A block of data

□ □ □ □

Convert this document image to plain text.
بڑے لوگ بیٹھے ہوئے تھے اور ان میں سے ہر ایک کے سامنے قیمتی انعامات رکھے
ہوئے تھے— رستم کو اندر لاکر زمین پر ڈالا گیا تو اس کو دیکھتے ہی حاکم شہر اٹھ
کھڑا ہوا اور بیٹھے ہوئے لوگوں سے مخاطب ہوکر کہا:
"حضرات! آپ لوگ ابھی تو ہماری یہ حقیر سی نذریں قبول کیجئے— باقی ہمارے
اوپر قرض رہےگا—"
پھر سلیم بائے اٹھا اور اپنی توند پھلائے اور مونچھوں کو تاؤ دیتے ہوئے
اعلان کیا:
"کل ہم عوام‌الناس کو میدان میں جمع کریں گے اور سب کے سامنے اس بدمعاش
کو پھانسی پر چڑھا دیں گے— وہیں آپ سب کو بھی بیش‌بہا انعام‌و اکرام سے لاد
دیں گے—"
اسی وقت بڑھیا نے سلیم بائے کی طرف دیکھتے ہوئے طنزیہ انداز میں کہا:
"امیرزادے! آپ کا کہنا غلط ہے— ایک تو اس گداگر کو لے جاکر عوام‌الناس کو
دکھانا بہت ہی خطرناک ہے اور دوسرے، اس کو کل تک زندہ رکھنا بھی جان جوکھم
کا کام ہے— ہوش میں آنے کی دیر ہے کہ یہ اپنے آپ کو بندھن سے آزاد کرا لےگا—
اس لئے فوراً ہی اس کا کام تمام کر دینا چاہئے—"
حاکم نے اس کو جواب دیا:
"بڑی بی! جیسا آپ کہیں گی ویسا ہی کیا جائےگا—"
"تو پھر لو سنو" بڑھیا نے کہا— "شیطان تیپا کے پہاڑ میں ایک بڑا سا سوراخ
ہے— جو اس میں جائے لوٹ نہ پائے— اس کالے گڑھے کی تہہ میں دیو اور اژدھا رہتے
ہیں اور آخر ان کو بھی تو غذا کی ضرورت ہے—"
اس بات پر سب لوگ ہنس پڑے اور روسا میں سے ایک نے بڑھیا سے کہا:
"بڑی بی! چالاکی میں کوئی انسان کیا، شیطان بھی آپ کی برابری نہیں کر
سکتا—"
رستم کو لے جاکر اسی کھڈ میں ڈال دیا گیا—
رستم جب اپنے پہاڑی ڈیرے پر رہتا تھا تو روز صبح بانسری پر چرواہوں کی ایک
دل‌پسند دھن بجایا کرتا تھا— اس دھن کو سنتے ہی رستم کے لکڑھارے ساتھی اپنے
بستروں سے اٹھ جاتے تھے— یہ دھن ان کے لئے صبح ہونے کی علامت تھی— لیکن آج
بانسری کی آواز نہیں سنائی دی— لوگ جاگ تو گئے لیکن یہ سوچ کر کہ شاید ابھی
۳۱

□ □ □ □

To be done -> Each line of the material above needs to be quoted exactly, please.

Response for this exercise ->
Convert this document image to plain text.
بڑے لوگ بیٹھے ہوئے تھے اور ان میں سے ہر ایک کے سامنے قیمتی انعامات رکھے
ہوئے تھے— رستم کو اندر لاکر زمین پر ڈالا گیا تو اس کو دیکھتے ہی حاکم شہر اٹھ
کھڑا ہوا اور بیٹھے ہوئے لوگوں سے مخاطب ہوکر کہا:
"حضرات! آپ لوگ ابھی تو ہماری یہ حقیر سی نذریں قبول کیجئے— باقی ہمارے
اوپر قرض رہےگا—"
پھر سلیم بائے اٹھا اور اپنی توند پھلائے اور مونچھوں کو تاؤ دیتے ہوئے
اعلان کیا:
"کل ہم عوام‌الناس کو میدان میں جمع کریں گے اور سب کے سامنے اس بدمعاش
کو پھانسی پر چڑھا دیں گے— وہیں آپ سب کو بھی بیش‌بہا انعام‌و اکرام سے لاد
دیں گے—"
اسی وقت بڑھیا نے سلیم بائے کی طرف دیکھتے ہوئے طنزیہ انداز میں کہا:
"امیرزادے! آپ کا کہنا غلط ہے— ایک تو اس گداگر کو لے جاکر عوام‌الناس کو
دکھانا بہت ہی خطرناک ہے اور دوسرے، اس کو کل تک زندہ رکھنا بھی جان جوکھم
کا کام ہے— ہوش میں آنے کی دیر ہے کہ یہ اپنے آپ کو بندھن سے آزاد کرا لےگا—
اس لئے فوراً ہی اس کا کام تمام کر دینا چاہئے—"
حاکم نے اس کو جواب دیا:
"بڑی بی! جیسا آپ کہیں گی ویسا ہی کیا جائےگا—"
"تو پھر لو سنو" بڑھیا نے کہا— "شیطان تیپا کے پہاڑ میں ایک بڑا سا سوراخ
ہے— جو اس میں جائے لوٹ نہ پائے— اس کالے گڑھے کی تہہ میں دیو اور اژدھا رہتے
ہیں اور آخر ان کو بھی تو غذا کی ضرورت ہے—"
اس بات پر سب لوگ ہنس پڑے اور روسا میں سے ایک نے بڑھیا سے کہا:
"بڑی بی! چالاکی میں کوئی انسان کیا، شیطان بھی آپ کی برابری نہیں کر
سکتا—"
رستم کو لے جاکر اسی کھڈ میں ڈال دیا گیا—
رستم جب اپنے پہاڑی ڈیرے پر رہتا تھا تو روز صبح بانسری پر چرواہوں کی ایک
دل‌پسند دھن بجایا کرتا تھا— اس دھن کو سنتے ہی رستم کے لکڑھارے ساتھی اپنے
بستروں سے اٹھ جاتے تھے— یہ دھن ان کے لئے صبح ہونے کی علامت تھی— لیکن آج
بانسری کی آواز نہیں سنائی دی— لوگ جاگ تو گئے لیکن یہ سوچ کر کہ شاید ابھی
۳۱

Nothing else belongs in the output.